[Dataset entries]

★ ★ ★ ★

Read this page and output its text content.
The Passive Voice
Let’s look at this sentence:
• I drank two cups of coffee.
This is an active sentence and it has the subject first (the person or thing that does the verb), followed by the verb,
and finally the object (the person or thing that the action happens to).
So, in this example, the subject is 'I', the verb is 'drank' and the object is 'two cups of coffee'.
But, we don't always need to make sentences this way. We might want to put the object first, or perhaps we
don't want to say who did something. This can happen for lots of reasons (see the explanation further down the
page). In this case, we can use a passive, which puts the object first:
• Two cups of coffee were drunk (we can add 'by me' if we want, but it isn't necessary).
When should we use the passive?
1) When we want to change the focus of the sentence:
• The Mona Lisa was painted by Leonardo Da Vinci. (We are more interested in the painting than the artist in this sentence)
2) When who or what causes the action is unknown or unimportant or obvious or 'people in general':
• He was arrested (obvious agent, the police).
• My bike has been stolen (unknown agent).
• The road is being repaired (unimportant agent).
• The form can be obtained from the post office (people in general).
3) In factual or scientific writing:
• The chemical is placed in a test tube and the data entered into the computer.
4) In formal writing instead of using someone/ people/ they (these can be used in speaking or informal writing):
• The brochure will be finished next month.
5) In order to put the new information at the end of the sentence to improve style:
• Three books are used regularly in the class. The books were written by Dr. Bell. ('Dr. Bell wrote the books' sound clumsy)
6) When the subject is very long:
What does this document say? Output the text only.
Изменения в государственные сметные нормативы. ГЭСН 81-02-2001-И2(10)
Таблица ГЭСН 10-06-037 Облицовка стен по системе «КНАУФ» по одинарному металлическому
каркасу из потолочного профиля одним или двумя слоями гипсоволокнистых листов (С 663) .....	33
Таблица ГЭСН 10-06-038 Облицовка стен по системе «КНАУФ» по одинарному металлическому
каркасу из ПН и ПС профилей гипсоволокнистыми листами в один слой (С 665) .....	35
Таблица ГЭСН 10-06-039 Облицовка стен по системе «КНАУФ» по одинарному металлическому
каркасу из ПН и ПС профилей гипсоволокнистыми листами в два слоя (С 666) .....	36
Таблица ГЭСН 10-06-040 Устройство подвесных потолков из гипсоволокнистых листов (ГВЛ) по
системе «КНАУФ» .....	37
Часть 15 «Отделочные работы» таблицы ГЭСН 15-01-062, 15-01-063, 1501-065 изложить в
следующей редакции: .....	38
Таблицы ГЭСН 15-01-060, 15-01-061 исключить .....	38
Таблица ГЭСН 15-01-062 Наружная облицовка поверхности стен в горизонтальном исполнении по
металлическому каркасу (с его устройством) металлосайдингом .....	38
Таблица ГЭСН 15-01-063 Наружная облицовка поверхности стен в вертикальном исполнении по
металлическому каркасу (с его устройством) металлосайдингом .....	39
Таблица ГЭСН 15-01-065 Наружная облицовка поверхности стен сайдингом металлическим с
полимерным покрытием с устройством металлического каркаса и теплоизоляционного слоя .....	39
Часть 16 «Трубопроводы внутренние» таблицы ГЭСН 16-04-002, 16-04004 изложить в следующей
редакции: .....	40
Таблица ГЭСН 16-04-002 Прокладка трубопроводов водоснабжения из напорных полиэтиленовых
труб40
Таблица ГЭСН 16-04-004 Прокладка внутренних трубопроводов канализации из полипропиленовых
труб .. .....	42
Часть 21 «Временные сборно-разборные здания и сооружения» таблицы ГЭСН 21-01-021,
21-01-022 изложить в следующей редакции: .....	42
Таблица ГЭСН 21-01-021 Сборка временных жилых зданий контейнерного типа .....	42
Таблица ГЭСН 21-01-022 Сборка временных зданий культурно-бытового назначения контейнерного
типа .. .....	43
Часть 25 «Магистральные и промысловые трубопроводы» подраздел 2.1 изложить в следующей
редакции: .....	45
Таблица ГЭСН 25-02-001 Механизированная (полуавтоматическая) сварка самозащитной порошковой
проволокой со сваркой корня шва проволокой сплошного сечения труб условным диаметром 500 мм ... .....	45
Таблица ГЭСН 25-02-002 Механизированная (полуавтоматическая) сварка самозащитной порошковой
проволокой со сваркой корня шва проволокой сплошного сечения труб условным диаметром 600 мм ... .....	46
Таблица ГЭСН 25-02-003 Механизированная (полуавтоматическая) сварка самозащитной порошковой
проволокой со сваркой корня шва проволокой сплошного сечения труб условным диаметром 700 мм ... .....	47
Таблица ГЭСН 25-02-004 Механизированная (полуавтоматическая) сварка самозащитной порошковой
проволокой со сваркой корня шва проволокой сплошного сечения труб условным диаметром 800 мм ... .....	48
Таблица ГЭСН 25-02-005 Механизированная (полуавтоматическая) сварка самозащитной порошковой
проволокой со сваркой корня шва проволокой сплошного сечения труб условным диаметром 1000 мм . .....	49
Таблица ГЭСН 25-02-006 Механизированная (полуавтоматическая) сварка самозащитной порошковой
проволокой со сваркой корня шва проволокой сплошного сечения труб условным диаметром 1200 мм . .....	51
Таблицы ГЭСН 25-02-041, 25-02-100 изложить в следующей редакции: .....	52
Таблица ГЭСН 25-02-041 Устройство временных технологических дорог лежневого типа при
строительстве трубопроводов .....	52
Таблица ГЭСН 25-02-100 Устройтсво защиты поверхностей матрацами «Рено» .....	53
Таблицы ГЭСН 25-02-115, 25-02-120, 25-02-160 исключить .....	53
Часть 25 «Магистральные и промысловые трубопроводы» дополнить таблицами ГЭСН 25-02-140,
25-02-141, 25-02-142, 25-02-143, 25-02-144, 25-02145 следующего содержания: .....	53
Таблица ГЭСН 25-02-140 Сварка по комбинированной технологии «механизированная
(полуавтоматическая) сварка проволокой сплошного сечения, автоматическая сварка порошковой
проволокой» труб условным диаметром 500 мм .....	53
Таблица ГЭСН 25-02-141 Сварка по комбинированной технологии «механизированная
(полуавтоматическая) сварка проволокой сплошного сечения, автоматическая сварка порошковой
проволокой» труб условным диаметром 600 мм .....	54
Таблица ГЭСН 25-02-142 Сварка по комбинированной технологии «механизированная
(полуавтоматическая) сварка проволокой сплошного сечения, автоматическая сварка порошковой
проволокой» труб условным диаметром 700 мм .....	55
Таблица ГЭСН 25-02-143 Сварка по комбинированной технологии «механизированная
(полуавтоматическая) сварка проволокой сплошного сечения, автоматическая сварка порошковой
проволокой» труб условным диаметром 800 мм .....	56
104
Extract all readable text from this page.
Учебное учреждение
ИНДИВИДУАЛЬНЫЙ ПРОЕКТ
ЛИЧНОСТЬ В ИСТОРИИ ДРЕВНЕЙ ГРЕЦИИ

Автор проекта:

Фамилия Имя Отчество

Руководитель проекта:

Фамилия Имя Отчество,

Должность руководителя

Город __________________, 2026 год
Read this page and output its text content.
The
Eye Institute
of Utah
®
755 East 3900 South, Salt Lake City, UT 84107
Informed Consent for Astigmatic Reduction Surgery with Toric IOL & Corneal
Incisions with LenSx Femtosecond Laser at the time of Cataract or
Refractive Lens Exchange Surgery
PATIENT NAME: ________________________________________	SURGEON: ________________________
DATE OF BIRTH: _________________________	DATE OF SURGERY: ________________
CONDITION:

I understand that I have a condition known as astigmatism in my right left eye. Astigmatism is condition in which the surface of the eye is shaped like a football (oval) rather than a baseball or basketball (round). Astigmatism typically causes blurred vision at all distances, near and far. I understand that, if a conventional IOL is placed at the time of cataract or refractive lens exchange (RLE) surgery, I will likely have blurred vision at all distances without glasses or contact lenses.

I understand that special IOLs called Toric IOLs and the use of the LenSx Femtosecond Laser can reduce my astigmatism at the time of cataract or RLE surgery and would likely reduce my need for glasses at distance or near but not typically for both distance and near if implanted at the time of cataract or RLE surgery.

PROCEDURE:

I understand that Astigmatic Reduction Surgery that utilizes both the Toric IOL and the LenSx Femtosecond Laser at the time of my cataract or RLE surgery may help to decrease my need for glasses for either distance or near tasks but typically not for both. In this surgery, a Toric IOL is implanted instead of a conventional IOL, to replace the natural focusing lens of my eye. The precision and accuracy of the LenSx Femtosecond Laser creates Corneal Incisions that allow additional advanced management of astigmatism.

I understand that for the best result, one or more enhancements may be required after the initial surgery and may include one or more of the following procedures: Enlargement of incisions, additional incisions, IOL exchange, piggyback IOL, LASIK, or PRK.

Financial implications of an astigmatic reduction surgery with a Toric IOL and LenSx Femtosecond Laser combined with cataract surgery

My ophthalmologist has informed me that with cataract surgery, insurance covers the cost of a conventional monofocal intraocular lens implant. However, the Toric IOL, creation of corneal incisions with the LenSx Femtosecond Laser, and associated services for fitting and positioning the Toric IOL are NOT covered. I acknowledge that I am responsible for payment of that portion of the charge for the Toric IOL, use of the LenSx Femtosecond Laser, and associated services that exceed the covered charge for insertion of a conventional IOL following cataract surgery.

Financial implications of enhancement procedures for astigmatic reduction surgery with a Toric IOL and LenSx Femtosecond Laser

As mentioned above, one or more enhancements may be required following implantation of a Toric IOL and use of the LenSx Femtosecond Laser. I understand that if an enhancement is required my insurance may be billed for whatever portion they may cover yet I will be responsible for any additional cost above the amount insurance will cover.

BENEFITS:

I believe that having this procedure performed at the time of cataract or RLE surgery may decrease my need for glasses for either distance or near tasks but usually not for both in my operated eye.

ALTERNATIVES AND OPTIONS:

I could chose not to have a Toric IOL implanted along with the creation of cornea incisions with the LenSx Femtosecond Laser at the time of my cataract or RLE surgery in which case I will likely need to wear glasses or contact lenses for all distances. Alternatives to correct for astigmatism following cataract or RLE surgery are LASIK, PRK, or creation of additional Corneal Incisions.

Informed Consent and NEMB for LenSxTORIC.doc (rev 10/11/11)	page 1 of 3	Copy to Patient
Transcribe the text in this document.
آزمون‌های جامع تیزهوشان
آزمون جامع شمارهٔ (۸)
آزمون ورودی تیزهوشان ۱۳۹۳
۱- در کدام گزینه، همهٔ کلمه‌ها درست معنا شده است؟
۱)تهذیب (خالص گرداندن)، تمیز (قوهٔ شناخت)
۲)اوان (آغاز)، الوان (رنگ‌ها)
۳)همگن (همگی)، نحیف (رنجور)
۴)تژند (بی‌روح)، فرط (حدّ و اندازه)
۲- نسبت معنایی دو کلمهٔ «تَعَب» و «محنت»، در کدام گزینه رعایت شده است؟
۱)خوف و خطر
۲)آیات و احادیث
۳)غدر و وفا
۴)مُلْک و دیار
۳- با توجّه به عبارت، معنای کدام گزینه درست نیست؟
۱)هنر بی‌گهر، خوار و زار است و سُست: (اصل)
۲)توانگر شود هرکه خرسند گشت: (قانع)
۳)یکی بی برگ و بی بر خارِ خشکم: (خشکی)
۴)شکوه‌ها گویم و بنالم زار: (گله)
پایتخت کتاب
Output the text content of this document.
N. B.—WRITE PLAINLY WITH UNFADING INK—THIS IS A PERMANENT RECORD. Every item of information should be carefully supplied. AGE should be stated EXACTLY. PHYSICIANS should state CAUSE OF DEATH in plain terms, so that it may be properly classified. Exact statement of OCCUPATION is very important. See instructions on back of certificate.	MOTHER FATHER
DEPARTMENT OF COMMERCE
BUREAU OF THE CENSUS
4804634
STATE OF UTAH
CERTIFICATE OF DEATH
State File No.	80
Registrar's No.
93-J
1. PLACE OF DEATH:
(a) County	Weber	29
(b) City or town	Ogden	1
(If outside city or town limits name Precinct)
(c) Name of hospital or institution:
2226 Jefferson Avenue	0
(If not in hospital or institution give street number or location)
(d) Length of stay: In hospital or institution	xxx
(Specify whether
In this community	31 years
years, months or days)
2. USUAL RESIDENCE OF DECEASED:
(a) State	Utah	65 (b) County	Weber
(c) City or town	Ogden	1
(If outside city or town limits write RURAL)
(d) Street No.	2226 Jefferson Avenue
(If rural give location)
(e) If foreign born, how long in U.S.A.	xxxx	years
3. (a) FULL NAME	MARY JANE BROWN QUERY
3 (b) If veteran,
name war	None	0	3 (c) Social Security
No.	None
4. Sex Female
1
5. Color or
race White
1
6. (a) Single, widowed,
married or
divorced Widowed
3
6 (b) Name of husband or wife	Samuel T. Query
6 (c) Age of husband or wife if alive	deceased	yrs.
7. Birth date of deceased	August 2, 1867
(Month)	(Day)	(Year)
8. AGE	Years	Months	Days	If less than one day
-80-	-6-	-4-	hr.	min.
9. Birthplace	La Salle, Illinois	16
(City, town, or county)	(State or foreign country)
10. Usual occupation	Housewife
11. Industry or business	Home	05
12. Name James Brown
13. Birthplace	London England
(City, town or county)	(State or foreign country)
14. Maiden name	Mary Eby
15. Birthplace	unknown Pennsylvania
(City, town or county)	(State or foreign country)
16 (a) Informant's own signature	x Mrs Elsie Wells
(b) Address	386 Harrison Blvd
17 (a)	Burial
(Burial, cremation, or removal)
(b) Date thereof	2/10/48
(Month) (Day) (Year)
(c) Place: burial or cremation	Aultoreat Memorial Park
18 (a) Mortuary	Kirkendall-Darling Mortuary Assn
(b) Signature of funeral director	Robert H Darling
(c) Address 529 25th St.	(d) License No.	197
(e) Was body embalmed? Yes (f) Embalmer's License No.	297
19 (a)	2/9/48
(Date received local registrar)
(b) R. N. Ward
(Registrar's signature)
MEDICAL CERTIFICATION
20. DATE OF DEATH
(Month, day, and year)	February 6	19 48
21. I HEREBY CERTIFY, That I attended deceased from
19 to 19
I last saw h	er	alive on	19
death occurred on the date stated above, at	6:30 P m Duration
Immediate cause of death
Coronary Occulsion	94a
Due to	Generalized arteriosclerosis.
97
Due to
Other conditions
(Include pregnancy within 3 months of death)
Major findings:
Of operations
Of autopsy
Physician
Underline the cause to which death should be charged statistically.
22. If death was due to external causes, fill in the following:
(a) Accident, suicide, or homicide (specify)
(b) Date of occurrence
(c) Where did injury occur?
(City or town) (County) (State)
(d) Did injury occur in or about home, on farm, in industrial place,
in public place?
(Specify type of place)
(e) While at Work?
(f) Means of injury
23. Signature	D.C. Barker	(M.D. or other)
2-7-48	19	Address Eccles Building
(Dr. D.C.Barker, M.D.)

★ ★ ★ ★

Requirements ::
Scan the listing above for the word "coffee" and show each line where it is found.

Response to this task ::
• I drank two cups of coffee.
So, in this example, the subject is 'I', the verb is 'drank' and the object is 'two cups of coffee'.
• Two cups of coffee were drunk (we can add 'by me' if we want, but it isn't necessary).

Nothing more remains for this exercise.